Directions for this task:
Type out every line below exactly as it reads.

Entries supplied:
---*---

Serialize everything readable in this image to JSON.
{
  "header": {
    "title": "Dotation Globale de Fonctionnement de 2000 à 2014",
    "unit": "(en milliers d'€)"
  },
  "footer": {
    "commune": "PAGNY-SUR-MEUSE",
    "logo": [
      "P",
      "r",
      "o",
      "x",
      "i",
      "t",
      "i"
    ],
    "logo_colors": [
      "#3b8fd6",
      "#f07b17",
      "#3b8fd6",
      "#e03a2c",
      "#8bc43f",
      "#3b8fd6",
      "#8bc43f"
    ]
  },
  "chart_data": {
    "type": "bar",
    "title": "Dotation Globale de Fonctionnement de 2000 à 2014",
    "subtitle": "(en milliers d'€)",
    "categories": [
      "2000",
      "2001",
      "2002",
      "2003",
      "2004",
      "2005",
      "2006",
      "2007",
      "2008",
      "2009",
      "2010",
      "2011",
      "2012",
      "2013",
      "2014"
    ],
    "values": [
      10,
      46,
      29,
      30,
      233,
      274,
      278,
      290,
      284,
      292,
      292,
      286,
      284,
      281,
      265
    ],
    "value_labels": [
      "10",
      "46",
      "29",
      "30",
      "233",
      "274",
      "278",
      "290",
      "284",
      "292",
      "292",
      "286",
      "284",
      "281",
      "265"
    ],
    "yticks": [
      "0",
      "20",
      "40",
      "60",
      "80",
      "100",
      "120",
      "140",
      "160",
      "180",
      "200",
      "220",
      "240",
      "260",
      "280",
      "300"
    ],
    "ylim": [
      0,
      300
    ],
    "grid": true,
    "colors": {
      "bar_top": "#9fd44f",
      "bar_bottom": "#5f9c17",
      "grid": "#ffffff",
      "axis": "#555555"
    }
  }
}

---*---

Answer in full:
Serialize everything readable in this image to JSON.
{
  "header": {
    "title": "Dotation Globale de Fonctionnement de 2000 à 2014",
    "unit": "(en milliers d'€)"
  },
  "footer": {
    "commune": "PAGNY-SUR-MEUSE",
    "logo": [
      "P",
      "r",
      "o",
      "x",
      "i",
      "t",
      "i"
    ],
    "logo_colors": [
      "#3b8fd6",
      "#f07b17",
      "#3b8fd6",
      "#e03a2c",
      "#8bc43f",
      "#3b8fd6",
      "#8bc43f"
    ]
  },
  "chart_data": {
    "type": "bar",
    "title": "Dotation Globale de Fonctionnement de 2000 à 2014",
    "subtitle": "(en milliers d'€)",
    "categories": [
      "2000",
      "2001",
      "2002",
      "2003",
      "2004",
      "2005",
      "2006",
      "2007",
      "2008",
      "2009",
      "2010",
      "2011",
      "2012",
      "2013",
      "2014"
    ],
    "values": [
      10,
      46,
      29,
      30,
      233,
      274,
      278,
      290,
      284,
      292,
      292,
      286,
      284,
      281,
      265
    ],
    "value_labels": [
      "10",
      "46",
      "29",
      "30",
      "233",
      "274",
      "278",
      "290",
      "284",
      "292",
      "292",
      "286",
      "284",
      "281",
      "265"
    ],
    "yticks": [
      "0",
      "20",
      "40",
      "60",
      "80",
      "100",
      "120",
      "140",
      "160",
      "180",
      "200",
      "220",
      "240",
      "260",
      "280",
      "300"
    ],
    "ylim": [
      0,
      300
    ],
    "grid": true,
    "colors": {
      "bar_top": "#9fd44f",
      "bar_bottom": "#5f9c17",
      "grid": "#ffffff",
      "axis": "#555555"
    }
  }
}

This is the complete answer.